Directions for this task:
Could you copy every line of the records below unchanged, leaving the pictures out of your answer?

Records provided:

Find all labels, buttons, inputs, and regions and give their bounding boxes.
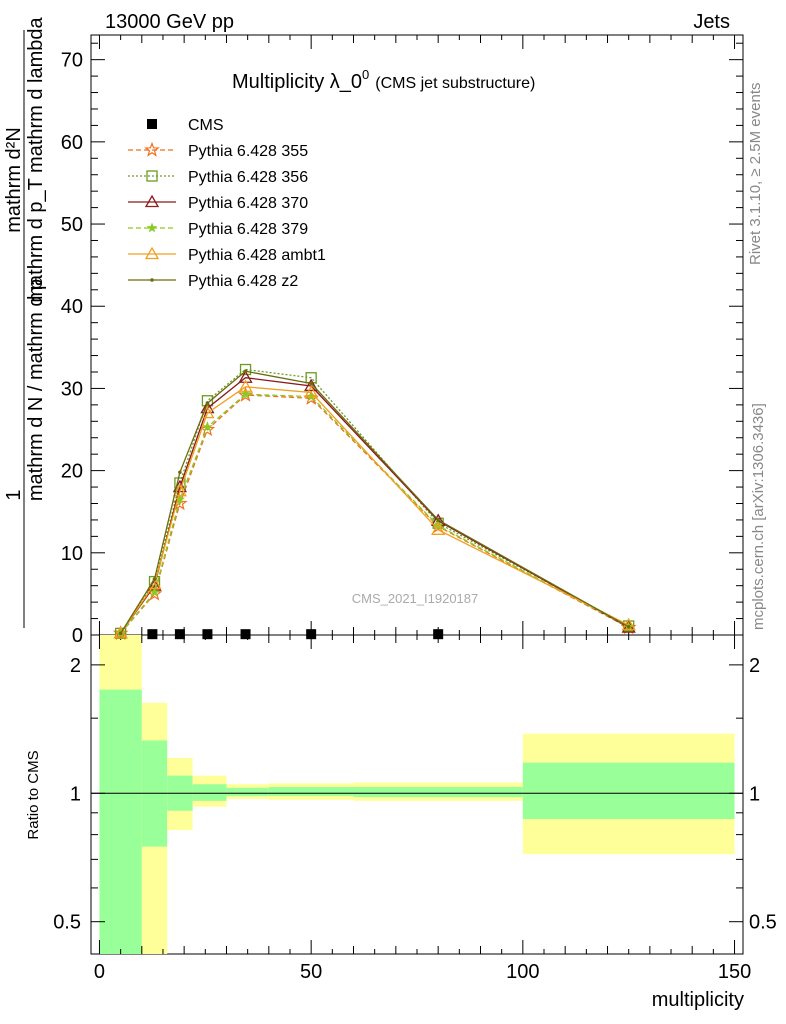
main-ytick-label: 40 [61,296,83,318]
ratio-ytick-label-right: 1 [749,783,760,805]
series-6 [118,369,631,636]
legend-marker-4 [146,222,158,233]
legend-marker-2 [146,170,158,182]
ylabel-numerator: 1 [3,489,25,500]
main-ytick-label: 50 [61,214,83,236]
legend-label-6: Pythia 6.428 z2 [188,273,298,290]
main-ytick-label: 60 [61,132,83,154]
main-ytick-label: 10 [61,543,83,565]
data-point-4-3 [202,421,213,432]
watermark: CMS_2021_I1920187 [352,591,479,606]
data-point-0-4 [306,629,317,640]
series-0 [147,629,444,640]
series-group [112,363,637,640]
data-point-6-1 [152,577,157,581]
main-ytick-label: 30 [61,378,83,400]
rivet-label: Rivet 3.1.10, ≥ 2.5M events [747,83,764,266]
legend-marker-0 [147,119,157,129]
data-point-6-3 [205,401,210,406]
ratio-ytick-label-right: 0.5 [749,912,777,934]
mcplots-label: mcplots.cern.ch [arXiv:1306.3436] [750,403,767,630]
ylabel-bottom: mathrm d p_T mathrm d lambda [25,16,47,302]
ratio-y-ticks: 0.5 0.5 1 1 2 2 [53,655,777,934]
data-point-5-2 [172,483,188,497]
ylabel-top: mathrm d²N [3,127,25,233]
main-ytick-label: 0 [72,625,83,647]
ratio-ytick-label-right: 2 [749,655,760,677]
legend-marker-6 [150,278,154,282]
xtick-label: 100 [506,961,539,983]
data-point-2-3 [201,395,214,407]
series-line-5 [120,386,629,634]
data-point-5-4 [238,379,253,392]
data-point-0-1 [174,629,185,640]
ratio-band-green-5 [268,786,354,797]
data-point-6-4 [243,369,248,373]
legend-label-2: Pythia 6.428 356 [188,169,308,186]
ratio-band-green-0 [99,689,142,954]
data-point-0-2 [202,629,213,640]
main-y-ticks: 0 10 20 30 40 50 60 70 [61,42,743,647]
data-point-6-7 [626,624,631,629]
legend-marker-5 [144,246,160,260]
ratio-ytick-label-left: 1 [70,783,81,805]
ratio-bands [91,635,743,954]
data-point-4-4 [240,388,251,399]
header-left: 13000 GeV pp [105,11,234,33]
ratio-ylabel: Ratio to CMS [25,750,42,839]
ratio-band-green-6 [353,786,523,798]
data-point-0-0 [147,629,158,640]
ratio-band-green-3 [192,784,227,801]
ratio-band-green-4 [226,787,269,797]
data-point-6-2 [178,470,182,475]
legend-label-0: CMS [188,117,224,134]
ratio-ytick-label-left: 0.5 [53,912,81,934]
legend: CMS Pythia 6.428 355 Pythia 6.428 356 Pythi… [128,117,326,290]
data-point-6-0 [118,631,123,636]
ylabel-denominator: mathrm d N / mathrm d p [25,279,47,501]
legend-label-4: Pythia 6.428 379 [188,221,308,238]
ratio-ytick-label-left: 2 [70,655,81,677]
data-point-5-0 [113,626,128,639]
data-point-2-4 [239,363,252,376]
legend-label-3: Pythia 6.428 370 [188,195,308,212]
data-point-5-6 [431,522,446,535]
legend-label-1: Pythia 6.428 355 [188,143,308,160]
main-ytick-label: 20 [61,461,83,483]
xtick-label: 150 [718,961,751,983]
data-point-5-5 [304,385,319,398]
data-point-6-5 [309,381,313,386]
legend-label-5: Pythia 6.428 ambt1 [188,247,326,264]
main-ylabel: 1 mathrm d N / mathrm d p mathrm d²N mat… [3,16,47,628]
legend-marker-1 [144,141,160,157]
data-point-6-6 [436,518,440,522]
data-point-4-6 [432,520,444,531]
data-point-3-4 [238,370,253,383]
chart-title: Multiplicity λ_00(CMS jet substructure) [232,67,535,93]
x-axis-label: multiplicity [652,989,744,1011]
xtick-label: 0 [94,961,105,983]
main-ytick-label: 70 [61,50,83,72]
data-point-4-5 [305,391,317,402]
series-line-6 [120,370,630,634]
data-point-0-3 [240,629,251,640]
xtick-label: 50 [300,961,322,983]
header-right: Jets [693,11,730,33]
data-point-4-2 [174,493,186,504]
legend-marker-3 [144,194,160,208]
data-point-3-5 [304,378,319,392]
data-point-4-1 [149,586,160,597]
ratio-band-green-7 [522,762,735,820]
series-line-4 [120,393,630,634]
data-point-0-5 [433,629,444,640]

Task result:
Find all labels, buttons, inputs, and regions and give their bounding boxes.
main-ytick-label: 40 [61,296,83,318]
ratio-ytick-label-right: 1 [749,783,760,805]
series-6 [118,369,631,636]
legend-marker-4 [146,222,158,233]
legend-marker-2 [146,170,158,182]
ylabel-numerator: 1 [3,489,25,500]
main-ytick-label: 50 [61,214,83,236]
legend-label-6: Pythia 6.428 z2 [188,273,298,290]
main-ytick-label: 60 [61,132,83,154]
main-ytick-label: 10 [61,543,83,565]
data-point-4-3 [202,421,213,432]
watermark: CMS_2021_I1920187 [352,591,479,606]
data-point-0-4 [306,629,317,640]
series-0 [147,629,444,640]
series-group [112,363,637,640]
data-point-6-1 [152,577,157,581]
main-ytick-label: 30 [61,378,83,400]
rivet-label: Rivet 3.1.10, ≥ 2.5M events [747,83,764,266]
legend-marker-0 [147,119,157,129]
data-point-6-3 [205,401,210,406]
ratio-ytick-label-right: 0.5 [749,912,777,934]
mcplots-label: mcplots.cern.ch [arXiv:1306.3436] [750,403,767,630]
ylabel-bottom: mathrm d p_T mathrm d lambda [25,16,47,302]
ratio-y-ticks: 0.5 0.5 1 1 2 2 [53,655,777,934]
data-point-5-2 [172,483,188,497]
ylabel-top: mathrm d²N [3,127,25,233]
main-ytick-label: 0 [72,625,83,647]
ratio-ytick-label-right: 2 [749,655,760,677]
legend-marker-6 [150,278,154,282]
xtick-label: 100 [506,961,539,983]
data-point-2-3 [201,395,214,407]
series-line-5 [120,386,629,634]
data-point-5-4 [238,379,253,392]
data-point-0-1 [174,629,185,640]
ratio-band-green-5 [268,786,354,797]
data-point-6-4 [243,369,248,373]
legend-label-2: Pythia 6.428 356 [188,169,308,186]
ratio-band-green-0 [99,689,142,954]
data-point-0-2 [202,629,213,640]
main-y-ticks: 0 10 20 30 40 50 60 70 [61,42,743,647]
data-point-6-7 [626,624,631,629]
legend-marker-5 [144,246,160,260]
ratio-ytick-label-left: 1 [70,783,81,805]
ratio-bands [91,635,743,954]
data-point-4-4 [240,388,251,399]
header-left: 13000 GeV pp [105,11,234,33]
ratio-ylabel: Ratio to CMS [25,750,42,839]
ratio-band-green-6 [353,786,523,798]
data-point-0-0 [147,629,158,640]
ratio-band-green-3 [192,784,227,801]
ratio-band-green-4 [226,787,269,797]
data-point-6-2 [178,470,182,475]
legend-label-0: CMS [188,117,224,134]
ratio-ytick-label-left: 0.5 [53,912,81,934]
legend: CMS Pythia 6.428 355 Pythia 6.428 356 Pythi… [128,117,326,290]
data-point-6-0 [118,631,123,636]
ylabel-denominator: mathrm d N / mathrm d p [25,279,47,501]
legend-label-4: Pythia 6.428 379 [188,221,308,238]
ratio-ytick-label-left: 2 [70,655,81,677]
data-point-5-0 [113,626,128,639]
data-point-2-4 [239,363,252,376]
legend-label-3: Pythia 6.428 370 [188,195,308,212]
data-point-5-6 [431,522,446,535]
legend-label-1: Pythia 6.428 355 [188,143,308,160]
main-ytick-label: 20 [61,461,83,483]
xtick-label: 150 [718,961,751,983]
data-point-5-5 [304,385,319,398]
data-point-6-5 [309,381,313,386]
legend-label-5: Pythia 6.428 ambt1 [188,247,326,264]
main-ylabel: 1 mathrm d N / mathrm d p mathrm d²N mat… [3,16,47,628]
legend-marker-1 [144,141,160,157]
data-point-6-6 [436,518,440,522]
data-point-4-6 [432,520,444,531]
data-point-3-4 [238,370,253,383]
chart-title: Multiplicity λ_00(CMS jet substructure) [232,67,535,93]
x-axis-label: multiplicity [652,989,744,1011]
xtick-label: 0 [94,961,105,983]
main-ytick-label: 70 [61,50,83,72]
data-point-4-5 [305,391,317,402]
series-line-6 [120,370,630,634]
data-point-0-3 [240,629,251,640]
xtick-label: 50 [300,961,322,983]
header-right: Jets [693,11,730,33]
data-point-4-2 [174,493,186,504]
legend-marker-3 [144,194,160,208]
data-point-3-5 [304,378,319,392]
data-point-4-1 [149,586,160,597]
ratio-band-green-7 [522,762,735,820]
series-line-4 [120,393,630,634]
data-point-0-5 [433,629,444,640]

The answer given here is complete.